▶ _Directions for this task_:
Every entry that follows needs to be repeated exactly.

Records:
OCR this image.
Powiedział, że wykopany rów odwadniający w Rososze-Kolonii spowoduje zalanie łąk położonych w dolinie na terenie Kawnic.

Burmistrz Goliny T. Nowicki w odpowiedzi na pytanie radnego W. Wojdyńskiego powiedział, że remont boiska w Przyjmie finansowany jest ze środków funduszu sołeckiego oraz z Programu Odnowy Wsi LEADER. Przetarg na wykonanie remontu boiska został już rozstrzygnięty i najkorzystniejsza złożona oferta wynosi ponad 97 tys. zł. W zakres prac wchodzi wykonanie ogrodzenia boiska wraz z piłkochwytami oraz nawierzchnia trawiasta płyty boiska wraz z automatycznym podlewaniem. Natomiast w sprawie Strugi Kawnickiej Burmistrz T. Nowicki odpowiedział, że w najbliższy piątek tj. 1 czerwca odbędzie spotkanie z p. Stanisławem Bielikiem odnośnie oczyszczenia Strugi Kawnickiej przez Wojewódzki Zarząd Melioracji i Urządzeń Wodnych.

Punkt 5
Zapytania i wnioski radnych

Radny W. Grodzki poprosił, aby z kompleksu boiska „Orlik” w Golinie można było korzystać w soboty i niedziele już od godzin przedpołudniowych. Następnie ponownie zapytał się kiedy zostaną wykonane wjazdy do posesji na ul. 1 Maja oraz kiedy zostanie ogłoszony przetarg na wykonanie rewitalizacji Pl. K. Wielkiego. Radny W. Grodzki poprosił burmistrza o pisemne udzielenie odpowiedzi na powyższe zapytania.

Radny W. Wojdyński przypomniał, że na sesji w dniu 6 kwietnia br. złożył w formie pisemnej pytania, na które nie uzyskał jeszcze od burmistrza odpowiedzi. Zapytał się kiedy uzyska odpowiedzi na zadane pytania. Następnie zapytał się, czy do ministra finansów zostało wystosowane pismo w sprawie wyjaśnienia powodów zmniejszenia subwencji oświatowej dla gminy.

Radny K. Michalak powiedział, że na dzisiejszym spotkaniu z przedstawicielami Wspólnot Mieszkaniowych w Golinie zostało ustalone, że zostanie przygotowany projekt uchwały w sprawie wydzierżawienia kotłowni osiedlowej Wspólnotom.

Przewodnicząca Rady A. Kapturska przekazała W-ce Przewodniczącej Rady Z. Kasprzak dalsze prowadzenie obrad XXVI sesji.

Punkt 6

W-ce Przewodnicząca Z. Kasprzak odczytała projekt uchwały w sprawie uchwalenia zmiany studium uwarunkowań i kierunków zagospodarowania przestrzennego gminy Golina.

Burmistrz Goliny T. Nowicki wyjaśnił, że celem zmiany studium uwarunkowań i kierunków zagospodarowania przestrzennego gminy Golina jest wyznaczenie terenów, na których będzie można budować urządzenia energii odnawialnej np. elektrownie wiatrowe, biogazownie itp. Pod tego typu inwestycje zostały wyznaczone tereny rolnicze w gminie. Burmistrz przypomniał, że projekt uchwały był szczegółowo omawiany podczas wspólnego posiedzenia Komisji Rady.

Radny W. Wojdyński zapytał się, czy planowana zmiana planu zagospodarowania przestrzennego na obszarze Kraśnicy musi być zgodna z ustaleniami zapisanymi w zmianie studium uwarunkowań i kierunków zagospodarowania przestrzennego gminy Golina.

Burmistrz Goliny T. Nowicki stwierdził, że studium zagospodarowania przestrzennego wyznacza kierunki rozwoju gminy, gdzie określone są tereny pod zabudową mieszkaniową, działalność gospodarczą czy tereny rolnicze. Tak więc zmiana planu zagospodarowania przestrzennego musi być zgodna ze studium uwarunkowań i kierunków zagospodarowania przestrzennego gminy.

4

▶ _Result for this exercise_:
OCR this image.
Powiedział, że wykopany rów odwadniający w Rososze-Kolonii spowoduje zalanie łąk położonych w dolinie na terenie Kawnic.

Burmistrz Goliny T. Nowicki w odpowiedzi na pytanie radnego W. Wojdyńskiego powiedział, że remont boiska w Przyjmie finansowany jest ze środków funduszu sołeckiego oraz z Programu Odnowy Wsi LEADER. Przetarg na wykonanie remontu boiska został już rozstrzygnięty i najkorzystniejsza złożona oferta wynosi ponad 97 tys. zł. W zakres prac wchodzi wykonanie ogrodzenia boiska wraz z piłkochwytami oraz nawierzchnia trawiasta płyty boiska wraz z automatycznym podlewaniem. Natomiast w sprawie Strugi Kawnickiej Burmistrz T. Nowicki odpowiedział, że w najbliższy piątek tj. 1 czerwca odbędzie spotkanie z p. Stanisławem Bielikiem odnośnie oczyszczenia Strugi Kawnickiej przez Wojewódzki Zarząd Melioracji i Urządzeń Wodnych.

Punkt 5
Zapytania i wnioski radnych

Radny W. Grodzki poprosił, aby z kompleksu boiska „Orlik” w Golinie można było korzystać w soboty i niedziele już od godzin przedpołudniowych. Następnie ponownie zapytał się kiedy zostaną wykonane wjazdy do posesji na ul. 1 Maja oraz kiedy zostanie ogłoszony przetarg na wykonanie rewitalizacji Pl. K. Wielkiego. Radny W. Grodzki poprosił burmistrza o pisemne udzielenie odpowiedzi na powyższe zapytania.

Radny W. Wojdyński przypomniał, że na sesji w dniu 6 kwietnia br. złożył w formie pisemnej pytania, na które nie uzyskał jeszcze od burmistrza odpowiedzi. Zapytał się kiedy uzyska odpowiedzi na zadane pytania. Następnie zapytał się, czy do ministra finansów zostało wystosowane pismo w sprawie wyjaśnienia powodów zmniejszenia subwencji oświatowej dla gminy.

Radny K. Michalak powiedział, że na dzisiejszym spotkaniu z przedstawicielami Wspólnot Mieszkaniowych w Golinie zostało ustalone, że zostanie przygotowany projekt uchwały w sprawie wydzierżawienia kotłowni osiedlowej Wspólnotom.

Przewodnicząca Rady A. Kapturska przekazała W-ce Przewodniczącej Rady Z. Kasprzak dalsze prowadzenie obrad XXVI sesji.

Punkt 6

W-ce Przewodnicząca Z. Kasprzak odczytała projekt uchwały w sprawie uchwalenia zmiany studium uwarunkowań i kierunków zagospodarowania przestrzennego gminy Golina.

Burmistrz Goliny T. Nowicki wyjaśnił, że celem zmiany studium uwarunkowań i kierunków zagospodarowania przestrzennego gminy Golina jest wyznaczenie terenów, na których będzie można budować urządzenia energii odnawialnej np. elektrownie wiatrowe, biogazownie itp. Pod tego typu inwestycje zostały wyznaczone tereny rolnicze w gminie. Burmistrz przypomniał, że projekt uchwały był szczegółowo omawiany podczas wspólnego posiedzenia Komisji Rady.

Radny W. Wojdyński zapytał się, czy planowana zmiana planu zagospodarowania przestrzennego na obszarze Kraśnicy musi być zgodna z ustaleniami zapisanymi w zmianie studium uwarunkowań i kierunków zagospodarowania przestrzennego gminy Golina.

Burmistrz Goliny T. Nowicki stwierdził, że studium zagospodarowania przestrzennego wyznacza kierunki rozwoju gminy, gdzie określone są tereny pod zabudową mieszkaniową, działalność gospodarczą czy tereny rolnicze. Tak więc zmiana planu zagospodarowania przestrzennego musi być zgodna ze studium uwarunkowań i kierunków zagospodarowania przestrzennego gminy.

4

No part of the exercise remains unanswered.